_THE RECORDS_:
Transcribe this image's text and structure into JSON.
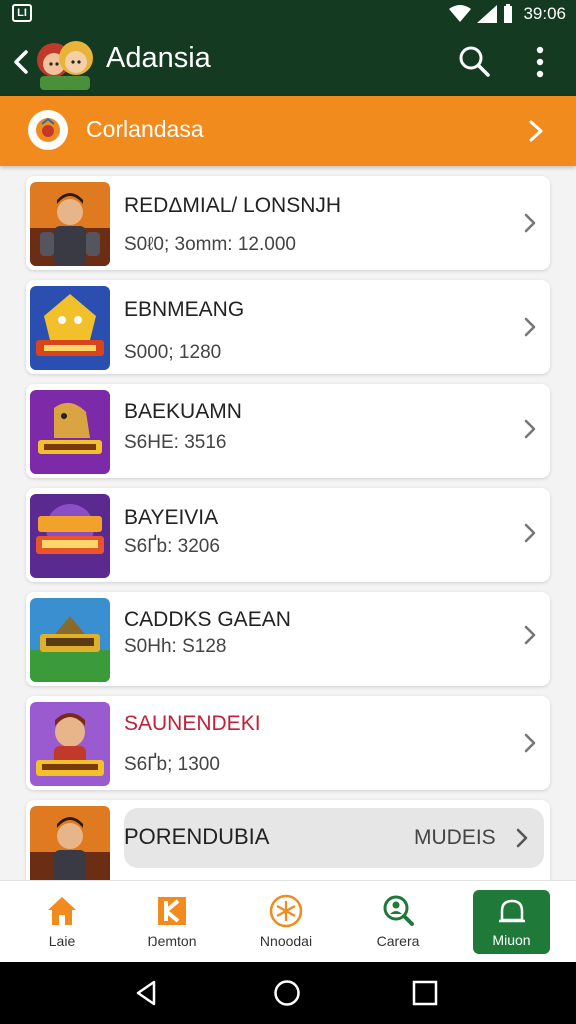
{
  "status_bar": {
    "left_badge": "LI",
    "time": "39:06"
  },
  "app_bar": {
    "title": "Adansia"
  },
  "banner": {
    "title": "Corlandasa"
  },
  "list": {
    "items": [
      {
        "title": "REDΔMIAL/ LONSNJH",
        "subtitle": "S0ℓ0; 3omm: 12.000",
        "title_color": "#222222"
      },
      {
        "title": "EBNMEANG",
        "subtitle": "S000; 1280",
        "title_color": "#222222"
      },
      {
        "title": "BAEKUAMN",
        "subtitle": "S6HE: 3516",
        "title_color": "#222222"
      },
      {
        "title": "BAYEIVIA",
        "subtitle": "S6Ґb: 3206",
        "title_color": "#222222"
      },
      {
        "title": "CADDKS GAEAN",
        "subtitle": "S0Hh: S128",
        "title_color": "#222222"
      },
      {
        "title": "SAUNENDEKI",
        "subtitle": "S6Ґb; 1300",
        "title_color": "#c0213a"
      }
    ],
    "partial_item": {
      "title": "PORENDUBIA",
      "action_label": "MUDEIS"
    }
  },
  "bottom_nav": {
    "items": [
      {
        "label": "Laie",
        "icon": "home-icon"
      },
      {
        "label": "Ŋemton",
        "icon": "bookmark-icon"
      },
      {
        "label": "Nnoodai",
        "icon": "asterisk-circle-icon"
      },
      {
        "label": "Carera",
        "icon": "search-person-icon"
      },
      {
        "label": "Miuon",
        "icon": "bell-icon"
      }
    ]
  },
  "colors": {
    "appbar": "#143a22",
    "banner": "#f28b1d",
    "accent_green": "#1f7a3a",
    "accent_orange": "#f28b1d"
  }
}
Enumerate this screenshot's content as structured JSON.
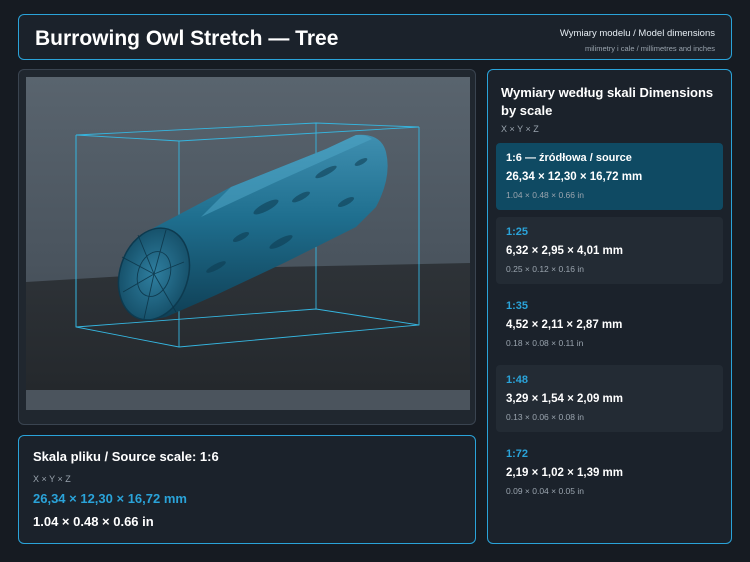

_TASK BRIEF_: Write out the full listing verbatim, excluding its pictures.

_EXERCISE SOLUTION_:
Transcribe this image's text and structure into JSON.
{
  "status_bar": {
    "left_badge": "LI",
    "time": "39:06"
  },
  "app_bar": {
    "title": "Adansia"
  },
  "banner": {
    "title": "Corlandasa"
  },
  "list": {
    "items": [
      {
        "title": "REDΔMIAL/ LONSNJH",
        "subtitle": "S0ℓ0; 3omm: 12.000",
        "title_color": "#222222"
      },
      {
        "title": "EBNMEANG",
        "subtitle": "S000; 1280",
        "title_color": "#222222"
      },
      {
        "title": "BAEKUAMN",
        "subtitle": "S6HE: 3516",
        "title_color": "#222222"
      },
      {
        "title": "BAYEIVIA",
        "subtitle": "S6Ґb: 3206",
        "title_color": "#222222"
      },
      {
        "title": "CADDKS GAEAN",
        "subtitle": "S0Hh: S128",
        "title_color": "#222222"
      },
      {
        "title": "SAUNENDEKI",
        "subtitle": "S6Ґb; 1300",
        "title_color": "#c0213a"
      }
    ],
    "partial_item": {
      "title": "PORENDUBIA",
      "action_label": "MUDEIS"
    }
  },
  "bottom_nav": {
    "items": [
      {
        "label": "Laie",
        "icon": "home-icon"
      },
      {
        "label": "Ŋemton",
        "icon": "bookmark-icon"
      },
      {
        "label": "Nnoodai",
        "icon": "asterisk-circle-icon"
      },
      {
        "label": "Carera",
        "icon": "search-person-icon"
      },
      {
        "label": "Miuon",
        "icon": "bell-icon"
      }
    ]
  },
  "colors": {
    "appbar": "#143a22",
    "banner": "#f28b1d",
    "accent_green": "#1f7a3a",
    "accent_orange": "#f28b1d"
  }
}
Enumerate this screenshot's content as structured JSON.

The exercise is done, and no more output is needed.